-- Begin Input material --
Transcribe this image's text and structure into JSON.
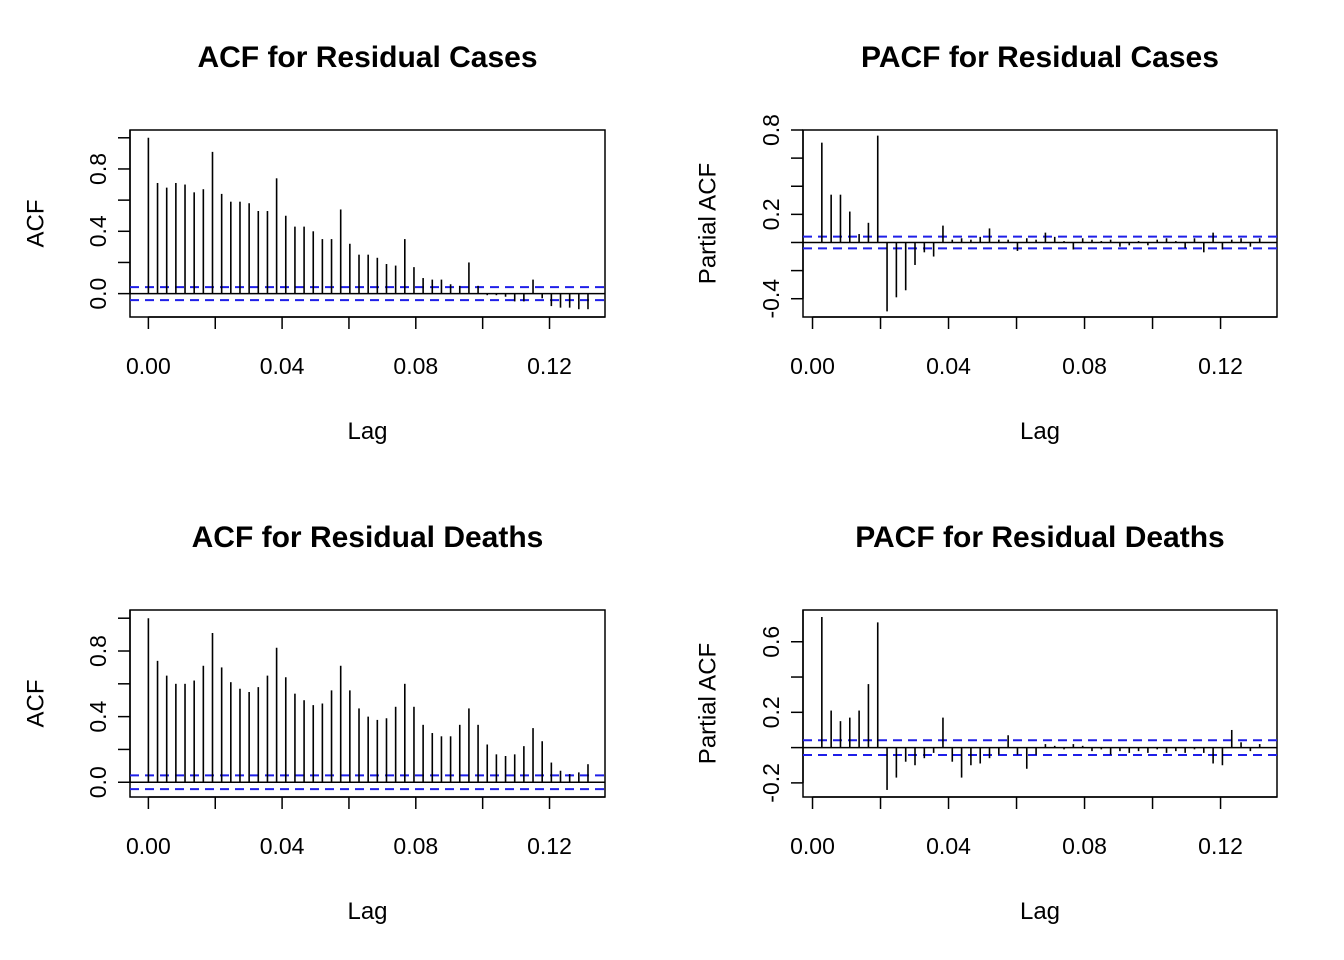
{
  "chart_data": [
    {
      "type": "bar",
      "title": "ACF for Residual Cases",
      "xlabel": "Lag",
      "ylabel": "ACF",
      "xlim": [
        -0.0055,
        0.1366
      ],
      "ylim": [
        -0.15,
        1.05
      ],
      "xticks": [
        0,
        0.04,
        0.08,
        0.12
      ],
      "xtick_labels": [
        "0.00",
        "0.04",
        "0.08",
        "0.12"
      ],
      "yticks": [
        0,
        0.2,
        0.4,
        0.6,
        0.8,
        1.0
      ],
      "ytick_labels": [
        "0.0",
        "",
        "0.4",
        "",
        "0.8",
        ""
      ],
      "ci": 0.042,
      "x": [
        0,
        0.00274,
        0.00548,
        0.00822,
        0.01096,
        0.0137,
        0.01644,
        0.01918,
        0.02192,
        0.02466,
        0.0274,
        0.03014,
        0.03288,
        0.03562,
        0.03836,
        0.0411,
        0.04384,
        0.04658,
        0.04932,
        0.05205,
        0.05479,
        0.05753,
        0.06027,
        0.06301,
        0.06575,
        0.06849,
        0.07123,
        0.07397,
        0.07671,
        0.07945,
        0.08219,
        0.08493,
        0.08767,
        0.09041,
        0.09315,
        0.09589,
        0.09863,
        0.10137,
        0.10411,
        0.10685,
        0.10959,
        0.11233,
        0.11507,
        0.11781,
        0.12055,
        0.12329,
        0.12603,
        0.12877,
        0.13151
      ],
      "values": [
        1.0,
        0.71,
        0.68,
        0.71,
        0.7,
        0.65,
        0.67,
        0.91,
        0.64,
        0.59,
        0.59,
        0.58,
        0.53,
        0.53,
        0.74,
        0.5,
        0.43,
        0.43,
        0.4,
        0.35,
        0.35,
        0.54,
        0.32,
        0.25,
        0.25,
        0.23,
        0.19,
        0.18,
        0.35,
        0.17,
        0.1,
        0.09,
        0.09,
        0.06,
        0.05,
        0.2,
        0.05,
        -0.01,
        -0.01,
        -0.02,
        -0.05,
        -0.05,
        0.09,
        -0.03,
        -0.08,
        -0.09,
        -0.09,
        -0.1,
        -0.1
      ]
    },
    {
      "type": "bar",
      "title": "PACF for Residual Cases",
      "xlabel": "Lag",
      "ylabel": "Partial ACF",
      "xlim": [
        -0.0028,
        0.1366
      ],
      "ylim": [
        -0.53,
        0.8
      ],
      "xticks": [
        0,
        0.04,
        0.08,
        0.12
      ],
      "xtick_labels": [
        "0.00",
        "0.04",
        "0.08",
        "0.12"
      ],
      "yticks": [
        -0.4,
        -0.2,
        0,
        0.2,
        0.4,
        0.6,
        0.8
      ],
      "ytick_labels": [
        "-0.4",
        "",
        "0.2",
        "",
        "0.8"
      ],
      "ytick_values": [
        -0.4,
        -0.2,
        0.2,
        0.5,
        0.8
      ],
      "ci": 0.042,
      "x": [
        0.00274,
        0.00548,
        0.00822,
        0.01096,
        0.0137,
        0.01644,
        0.01918,
        0.02192,
        0.02466,
        0.0274,
        0.03014,
        0.03288,
        0.03562,
        0.03836,
        0.0411,
        0.04384,
        0.04658,
        0.04932,
        0.05205,
        0.05479,
        0.05753,
        0.06027,
        0.06301,
        0.06575,
        0.06849,
        0.07123,
        0.07397,
        0.07671,
        0.07945,
        0.08219,
        0.08493,
        0.08767,
        0.09041,
        0.09315,
        0.09589,
        0.09863,
        0.10137,
        0.10411,
        0.10685,
        0.10959,
        0.11233,
        0.11507,
        0.11781,
        0.12055,
        0.12329,
        0.12603,
        0.12877,
        0.13151
      ],
      "values": [
        0.71,
        0.34,
        0.34,
        0.22,
        0.06,
        0.14,
        0.76,
        -0.49,
        -0.39,
        -0.34,
        -0.16,
        -0.07,
        -0.1,
        0.12,
        0.02,
        0.03,
        0.02,
        0.04,
        0.1,
        0.02,
        0.02,
        -0.06,
        0.03,
        0.02,
        0.07,
        0.04,
        0.01,
        -0.05,
        0.03,
        0.02,
        0.01,
        0.02,
        -0.03,
        -0.02,
        0.01,
        -0.02,
        0.02,
        0.03,
        0.01,
        -0.04,
        0.03,
        -0.07,
        0.07,
        -0.05,
        0.02,
        0.03,
        -0.03,
        0.03
      ]
    },
    {
      "type": "bar",
      "title": "ACF for Residual Deaths",
      "xlabel": "Lag",
      "ylabel": "ACF",
      "xlim": [
        -0.0055,
        0.1366
      ],
      "ylim": [
        -0.09,
        1.05
      ],
      "xticks": [
        0,
        0.04,
        0.08,
        0.12
      ],
      "xtick_labels": [
        "0.00",
        "0.04",
        "0.08",
        "0.12"
      ],
      "yticks": [
        0,
        0.2,
        0.4,
        0.6,
        0.8,
        1.0
      ],
      "ytick_labels": [
        "0.0",
        "",
        "0.4",
        "",
        "0.8",
        ""
      ],
      "ci": 0.042,
      "x": [
        0,
        0.00274,
        0.00548,
        0.00822,
        0.01096,
        0.0137,
        0.01644,
        0.01918,
        0.02192,
        0.02466,
        0.0274,
        0.03014,
        0.03288,
        0.03562,
        0.03836,
        0.0411,
        0.04384,
        0.04658,
        0.04932,
        0.05205,
        0.05479,
        0.05753,
        0.06027,
        0.06301,
        0.06575,
        0.06849,
        0.07123,
        0.07397,
        0.07671,
        0.07945,
        0.08219,
        0.08493,
        0.08767,
        0.09041,
        0.09315,
        0.09589,
        0.09863,
        0.10137,
        0.10411,
        0.10685,
        0.10959,
        0.11233,
        0.11507,
        0.11781,
        0.12055,
        0.12329,
        0.12603,
        0.12877,
        0.13151
      ],
      "values": [
        1.0,
        0.74,
        0.65,
        0.6,
        0.6,
        0.62,
        0.71,
        0.91,
        0.7,
        0.61,
        0.57,
        0.55,
        0.58,
        0.65,
        0.82,
        0.64,
        0.54,
        0.5,
        0.47,
        0.48,
        0.56,
        0.71,
        0.56,
        0.45,
        0.4,
        0.38,
        0.39,
        0.46,
        0.6,
        0.46,
        0.35,
        0.3,
        0.28,
        0.28,
        0.35,
        0.45,
        0.35,
        0.23,
        0.17,
        0.16,
        0.17,
        0.22,
        0.33,
        0.25,
        0.12,
        0.07,
        0.05,
        0.06,
        0.11
      ]
    },
    {
      "type": "bar",
      "title": "PACF for Residual Deaths",
      "xlabel": "Lag",
      "ylabel": "Partial ACF",
      "xlim": [
        -0.0028,
        0.1366
      ],
      "ylim": [
        -0.28,
        0.78
      ],
      "xticks": [
        0,
        0.04,
        0.08,
        0.12
      ],
      "xtick_labels": [
        "0.00",
        "0.04",
        "0.08",
        "0.12"
      ],
      "yticks": [
        -0.2,
        0,
        0.2,
        0.4,
        0.6
      ],
      "ytick_labels": [
        "-0.2",
        "",
        "0.2",
        "",
        "0.6"
      ],
      "ci": 0.042,
      "x": [
        0.00274,
        0.00548,
        0.00822,
        0.01096,
        0.0137,
        0.01644,
        0.01918,
        0.02192,
        0.02466,
        0.0274,
        0.03014,
        0.03288,
        0.03562,
        0.03836,
        0.0411,
        0.04384,
        0.04658,
        0.04932,
        0.05205,
        0.05479,
        0.05753,
        0.06027,
        0.06301,
        0.06575,
        0.06849,
        0.07123,
        0.07397,
        0.07671,
        0.07945,
        0.08219,
        0.08493,
        0.08767,
        0.09041,
        0.09315,
        0.09589,
        0.09863,
        0.10137,
        0.10411,
        0.10685,
        0.10959,
        0.11233,
        0.11507,
        0.11781,
        0.12055,
        0.12329,
        0.12603,
        0.12877,
        0.13151
      ],
      "values": [
        0.74,
        0.21,
        0.15,
        0.17,
        0.21,
        0.36,
        0.71,
        -0.24,
        -0.17,
        -0.08,
        -0.1,
        -0.06,
        -0.03,
        0.17,
        -0.08,
        -0.17,
        -0.1,
        -0.09,
        -0.06,
        -0.04,
        0.07,
        -0.04,
        -0.12,
        -0.04,
        0.02,
        0.01,
        -0.01,
        0.02,
        0.01,
        -0.02,
        -0.01,
        -0.04,
        -0.02,
        -0.03,
        -0.02,
        -0.03,
        -0.01,
        -0.03,
        -0.02,
        -0.03,
        -0.01,
        -0.03,
        -0.09,
        -0.1,
        0.1,
        0.03,
        -0.02,
        0.02
      ]
    }
  ]
}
-- End Input material --
*Exercise requirements:* Show all lines from the data above in which the word "title" appears.

*Complete answer:*
      "title": "ACF for Residual Cases",
      "title": "PACF for Residual Cases",
      "title": "ACF for Residual Deaths",
      "title": "PACF for Residual Deaths",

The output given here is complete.